## Begin Material supplied

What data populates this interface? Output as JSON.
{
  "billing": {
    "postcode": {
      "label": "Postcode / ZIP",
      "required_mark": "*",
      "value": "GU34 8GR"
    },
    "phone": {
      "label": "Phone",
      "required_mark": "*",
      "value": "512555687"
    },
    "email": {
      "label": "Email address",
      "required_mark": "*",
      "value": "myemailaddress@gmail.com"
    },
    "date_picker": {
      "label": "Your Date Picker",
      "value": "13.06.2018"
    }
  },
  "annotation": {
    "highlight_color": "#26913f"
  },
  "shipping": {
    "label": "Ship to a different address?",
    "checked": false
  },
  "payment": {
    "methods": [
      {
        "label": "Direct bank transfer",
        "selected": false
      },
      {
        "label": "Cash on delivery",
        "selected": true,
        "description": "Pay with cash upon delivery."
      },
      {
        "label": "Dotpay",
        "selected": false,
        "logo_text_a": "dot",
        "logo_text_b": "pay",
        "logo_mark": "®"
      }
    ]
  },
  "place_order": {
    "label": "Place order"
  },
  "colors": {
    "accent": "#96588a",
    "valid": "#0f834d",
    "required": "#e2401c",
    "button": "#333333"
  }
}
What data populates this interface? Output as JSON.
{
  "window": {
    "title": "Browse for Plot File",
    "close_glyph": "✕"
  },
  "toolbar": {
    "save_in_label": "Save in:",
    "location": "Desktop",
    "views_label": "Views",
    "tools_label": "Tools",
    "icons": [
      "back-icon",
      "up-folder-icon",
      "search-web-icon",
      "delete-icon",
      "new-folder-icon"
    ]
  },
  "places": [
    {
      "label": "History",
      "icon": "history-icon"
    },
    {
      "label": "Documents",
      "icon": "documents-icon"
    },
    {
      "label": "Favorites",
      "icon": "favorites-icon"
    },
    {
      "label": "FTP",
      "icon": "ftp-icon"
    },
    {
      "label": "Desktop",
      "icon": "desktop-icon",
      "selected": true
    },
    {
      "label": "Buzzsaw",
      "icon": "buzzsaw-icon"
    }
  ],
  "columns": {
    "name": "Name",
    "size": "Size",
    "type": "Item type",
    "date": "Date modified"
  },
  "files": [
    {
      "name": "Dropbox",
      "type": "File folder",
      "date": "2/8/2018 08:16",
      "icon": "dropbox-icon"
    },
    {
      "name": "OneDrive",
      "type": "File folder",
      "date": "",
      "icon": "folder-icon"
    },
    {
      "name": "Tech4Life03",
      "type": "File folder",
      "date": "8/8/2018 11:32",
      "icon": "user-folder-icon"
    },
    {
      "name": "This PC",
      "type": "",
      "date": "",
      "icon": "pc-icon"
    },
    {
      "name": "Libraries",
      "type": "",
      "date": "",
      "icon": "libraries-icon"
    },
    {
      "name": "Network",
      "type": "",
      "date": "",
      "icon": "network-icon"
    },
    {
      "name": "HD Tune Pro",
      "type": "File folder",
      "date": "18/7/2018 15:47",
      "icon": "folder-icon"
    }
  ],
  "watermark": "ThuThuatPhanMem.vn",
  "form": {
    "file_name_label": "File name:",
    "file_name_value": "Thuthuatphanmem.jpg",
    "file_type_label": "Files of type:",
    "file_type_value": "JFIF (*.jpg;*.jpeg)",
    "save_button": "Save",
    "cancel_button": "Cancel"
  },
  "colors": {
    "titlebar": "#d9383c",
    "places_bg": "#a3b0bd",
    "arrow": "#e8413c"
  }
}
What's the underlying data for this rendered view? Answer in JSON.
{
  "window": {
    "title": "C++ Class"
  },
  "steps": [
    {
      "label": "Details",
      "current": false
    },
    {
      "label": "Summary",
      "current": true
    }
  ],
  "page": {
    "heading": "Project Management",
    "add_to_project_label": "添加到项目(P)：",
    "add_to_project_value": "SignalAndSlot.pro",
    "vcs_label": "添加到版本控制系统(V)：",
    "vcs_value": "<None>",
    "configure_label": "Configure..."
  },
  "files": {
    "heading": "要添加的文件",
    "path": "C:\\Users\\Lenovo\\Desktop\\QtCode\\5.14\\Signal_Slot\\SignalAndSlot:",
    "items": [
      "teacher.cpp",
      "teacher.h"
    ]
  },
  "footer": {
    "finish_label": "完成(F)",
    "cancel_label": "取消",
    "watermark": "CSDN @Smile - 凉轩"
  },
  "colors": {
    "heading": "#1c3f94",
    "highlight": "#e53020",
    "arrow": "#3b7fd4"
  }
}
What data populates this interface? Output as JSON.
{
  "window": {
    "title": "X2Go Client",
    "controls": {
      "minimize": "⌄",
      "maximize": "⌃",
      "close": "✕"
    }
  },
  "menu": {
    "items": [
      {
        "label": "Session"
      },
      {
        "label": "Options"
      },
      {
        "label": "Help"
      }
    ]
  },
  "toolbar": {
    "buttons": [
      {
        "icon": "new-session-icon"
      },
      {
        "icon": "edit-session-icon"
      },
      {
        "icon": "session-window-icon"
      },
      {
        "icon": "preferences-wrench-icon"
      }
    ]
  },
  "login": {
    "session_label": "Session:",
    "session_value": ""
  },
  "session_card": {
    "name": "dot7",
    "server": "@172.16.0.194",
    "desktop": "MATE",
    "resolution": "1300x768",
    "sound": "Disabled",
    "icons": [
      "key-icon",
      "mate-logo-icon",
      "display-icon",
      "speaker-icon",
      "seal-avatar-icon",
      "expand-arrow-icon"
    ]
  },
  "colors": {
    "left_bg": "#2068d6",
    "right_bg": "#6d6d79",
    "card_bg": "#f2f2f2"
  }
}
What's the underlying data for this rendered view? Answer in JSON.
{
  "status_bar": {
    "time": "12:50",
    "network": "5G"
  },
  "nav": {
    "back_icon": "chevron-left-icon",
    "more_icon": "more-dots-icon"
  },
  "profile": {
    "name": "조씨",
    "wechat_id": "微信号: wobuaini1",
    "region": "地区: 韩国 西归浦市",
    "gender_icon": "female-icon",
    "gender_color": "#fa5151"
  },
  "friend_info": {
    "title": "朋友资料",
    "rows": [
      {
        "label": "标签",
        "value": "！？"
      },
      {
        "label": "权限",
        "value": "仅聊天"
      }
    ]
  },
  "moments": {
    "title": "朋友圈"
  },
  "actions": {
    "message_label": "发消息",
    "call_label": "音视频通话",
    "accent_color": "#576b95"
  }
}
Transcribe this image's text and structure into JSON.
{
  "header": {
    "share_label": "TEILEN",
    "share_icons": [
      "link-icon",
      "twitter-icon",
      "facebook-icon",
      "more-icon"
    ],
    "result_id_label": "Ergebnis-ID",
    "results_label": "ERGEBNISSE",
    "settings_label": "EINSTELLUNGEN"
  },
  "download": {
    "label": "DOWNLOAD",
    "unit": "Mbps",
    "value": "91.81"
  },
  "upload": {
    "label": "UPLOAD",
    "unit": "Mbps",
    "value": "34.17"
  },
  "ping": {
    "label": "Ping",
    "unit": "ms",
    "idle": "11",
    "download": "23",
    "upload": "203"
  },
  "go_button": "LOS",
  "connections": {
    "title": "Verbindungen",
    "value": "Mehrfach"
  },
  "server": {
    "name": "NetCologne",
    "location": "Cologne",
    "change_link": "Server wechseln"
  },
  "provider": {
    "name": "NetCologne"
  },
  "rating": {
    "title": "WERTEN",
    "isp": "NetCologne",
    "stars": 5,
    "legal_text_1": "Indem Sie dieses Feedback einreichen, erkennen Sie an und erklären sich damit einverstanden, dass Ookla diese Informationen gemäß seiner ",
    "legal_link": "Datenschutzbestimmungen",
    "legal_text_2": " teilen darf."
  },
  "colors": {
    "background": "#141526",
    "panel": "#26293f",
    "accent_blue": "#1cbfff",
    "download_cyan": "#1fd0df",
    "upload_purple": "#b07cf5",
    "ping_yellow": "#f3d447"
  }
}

## End Material supplied

**Stated exercise**
Copy every line exactly. Leave nothing out.

**Solved exercise**
What data populates this interface? Output as JSON.
{
  "billing": {
    "postcode": {
      "label": "Postcode / ZIP",
      "required_mark": "*",
      "value": "GU34 8GR"
    },
    "phone": {
      "label": "Phone",
      "required_mark": "*",
      "value": "512555687"
    },
    "email": {
      "label": "Email address",
      "required_mark": "*",
      "value": "myemailaddress@gmail.com"
    },
    "date_picker": {
      "label": "Your Date Picker",
      "value": "13.06.2018"
    }
  },
  "annotation": {
    "highlight_color": "#26913f"
  },
  "shipping": {
    "label": "Ship to a different address?",
    "checked": false
  },
  "payment": {
    "methods": [
      {
        "label": "Direct bank transfer",
        "selected": false
      },
      {
        "label": "Cash on delivery",
        "selected": true,
        "description": "Pay with cash upon delivery."
      },
      {
        "label": "Dotpay",
        "selected": false,
        "logo_text_a": "dot",
        "logo_text_b": "pay",
        "logo_mark": "®"
      }
    ]
  },
  "place_order": {
    "label": "Place order"
  },
  "colors": {
    "accent": "#96588a",
    "valid": "#0f834d",
    "required": "#e2401c",
    "button": "#333333"
  }
}
What data populates this interface? Output as JSON.
{
  "window": {
    "title": "Browse for Plot File",
    "close_glyph": "✕"
  },
  "toolbar": {
    "save_in_label": "Save in:",
    "location": "Desktop",
    "views_label": "Views",
    "tools_label": "Tools",
    "icons": [
      "back-icon",
      "up-folder-icon",
      "search-web-icon",
      "delete-icon",
      "new-folder-icon"
    ]
  },
  "places": [
    {
      "label": "History",
      "icon": "history-icon"
    },
    {
      "label": "Documents",
      "icon": "documents-icon"
    },
    {
      "label": "Favorites",
      "icon": "favorites-icon"
    },
    {
      "label": "FTP",
      "icon": "ftp-icon"
    },
    {
      "label": "Desktop",
      "icon": "desktop-icon",
      "selected": true
    },
    {
      "label": "Buzzsaw",
      "icon": "buzzsaw-icon"
    }
  ],
  "columns": {
    "name": "Name",
    "size": "Size",
    "type": "Item type",
    "date": "Date modified"
  },
  "files": [
    {
      "name": "Dropbox",
      "type": "File folder",
      "date": "2/8/2018 08:16",
      "icon": "dropbox-icon"
    },
    {
      "name": "OneDrive",
      "type": "File folder",
      "date": "",
      "icon": "folder-icon"
    },
    {
      "name": "Tech4Life03",
      "type": "File folder",
      "date": "8/8/2018 11:32",
      "icon": "user-folder-icon"
    },
    {
      "name": "This PC",
      "type": "",
      "date": "",
      "icon": "pc-icon"
    },
    {
      "name": "Libraries",
      "type": "",
      "date": "",
      "icon": "libraries-icon"
    },
    {
      "name": "Network",
      "type": "",
      "date": "",
      "icon": "network-icon"
    },
    {
      "name": "HD Tune Pro",
      "type": "File folder",
      "date": "18/7/2018 15:47",
      "icon": "folder-icon"
    }
  ],
  "watermark": "ThuThuatPhanMem.vn",
  "form": {
    "file_name_label": "File name:",
    "file_name_value": "Thuthuatphanmem.jpg",
    "file_type_label": "Files of type:",
    "file_type_value": "JFIF (*.jpg;*.jpeg)",
    "save_button": "Save",
    "cancel_button": "Cancel"
  },
  "colors": {
    "titlebar": "#d9383c",
    "places_bg": "#a3b0bd",
    "arrow": "#e8413c"
  }
}
What's the underlying data for this rendered view? Answer in JSON.
{
  "window": {
    "title": "C++ Class"
  },
  "steps": [
    {
      "label": "Details",
      "current": false
    },
    {
      "label": "Summary",
      "current": true
    }
  ],
  "page": {
    "heading": "Project Management",
    "add_to_project_label": "添加到项目(P)：",
    "add_to_project_value": "SignalAndSlot.pro",
    "vcs_label": "添加到版本控制系统(V)：",
    "vcs_value": "<None>",
    "configure_label": "Configure..."
  },
  "files": {
    "heading": "要添加的文件",
    "path": "C:\\Users\\Lenovo\\Desktop\\QtCode\\5.14\\Signal_Slot\\SignalAndSlot:",
    "items": [
      "teacher.cpp",
      "teacher.h"
    ]
  },
  "footer": {
    "finish_label": "完成(F)",
    "cancel_label": "取消",
    "watermark": "CSDN @Smile - 凉轩"
  },
  "colors": {
    "heading": "#1c3f94",
    "highlight": "#e53020",
    "arrow": "#3b7fd4"
  }
}
What data populates this interface? Output as JSON.
{
  "window": {
    "title": "X2Go Client",
    "controls": {
      "minimize": "⌄",
      "maximize": "⌃",
      "close": "✕"
    }
  },
  "menu": {
    "items": [
      {
        "label": "Session"
      },
      {
        "label": "Options"
      },
      {
        "label": "Help"
      }
    ]
  },
  "toolbar": {
    "buttons": [
      {
        "icon": "new-session-icon"
      },
      {
        "icon": "edit-session-icon"
      },
      {
        "icon": "session-window-icon"
      },
      {
        "icon": "preferences-wrench-icon"
      }
    ]
  },
  "login": {
    "session_label": "Session:",
    "session_value": ""
  },
  "session_card": {
    "name": "dot7",
    "server": "@172.16.0.194",
    "desktop": "MATE",
    "resolution": "1300x768",
    "sound": "Disabled",
    "icons": [
      "key-icon",
      "mate-logo-icon",
      "display-icon",
      "speaker-icon",
      "seal-avatar-icon",
      "expand-arrow-icon"
    ]
  },
  "colors": {
    "left_bg": "#2068d6",
    "right_bg": "#6d6d79",
    "card_bg": "#f2f2f2"
  }
}
What's the underlying data for this rendered view? Answer in JSON.
{
  "status_bar": {
    "time": "12:50",
    "network": "5G"
  },
  "nav": {
    "back_icon": "chevron-left-icon",
    "more_icon": "more-dots-icon"
  },
  "profile": {
    "name": "조씨",
    "wechat_id": "微信号: wobuaini1",
    "region": "地区: 韩国 西归浦市",
    "gender_icon": "female-icon",
    "gender_color": "#fa5151"
  },
  "friend_info": {
    "title": "朋友资料",
    "rows": [
      {
        "label": "标签",
        "value": "！？"
      },
      {
        "label": "权限",
        "value": "仅聊天"
      }
    ]
  },
  "moments": {
    "title": "朋友圈"
  },
  "actions": {
    "message_label": "发消息",
    "call_label": "音视频通话",
    "accent_color": "#576b95"
  }
}
Transcribe this image's text and structure into JSON.
{
  "header": {
    "share_label": "TEILEN",
    "share_icons": [
      "link-icon",
      "twitter-icon",
      "facebook-icon",
      "more-icon"
    ],
    "result_id_label": "Ergebnis-ID",
    "results_label": "ERGEBNISSE",
    "settings_label": "EINSTELLUNGEN"
  },
  "download": {
    "label": "DOWNLOAD",
    "unit": "Mbps",
    "value": "91.81"
  },
  "upload": {
    "label": "UPLOAD",
    "unit": "Mbps",
    "value": "34.17"
  },
  "ping": {
    "label": "Ping",
    "unit": "ms",
    "idle": "11",
    "download": "23",
    "upload": "203"
  },
  "go_button": "LOS",
  "connections": {
    "title": "Verbindungen",
    "value": "Mehrfach"
  },
  "server": {
    "name": "NetCologne",
    "location": "Cologne",
    "change_link": "Server wechseln"
  },
  "provider": {
    "name": "NetCologne"
  },
  "rating": {
    "title": "WERTEN",
    "isp": "NetCologne",
    "stars": 5,
    "legal_text_1": "Indem Sie dieses Feedback einreichen, erkennen Sie an und erklären sich damit einverstanden, dass Ookla diese Informationen gemäß seiner ",
    "legal_link": "Datenschutzbestimmungen",
    "legal_text_2": " teilen darf."
  },
  "colors": {
    "background": "#141526",
    "panel": "#26293f",
    "accent_blue": "#1cbfff",
    "download_cyan": "#1fd0df",
    "upload_purple": "#b07cf5",
    "ping_yellow": "#f3d447"
  }
}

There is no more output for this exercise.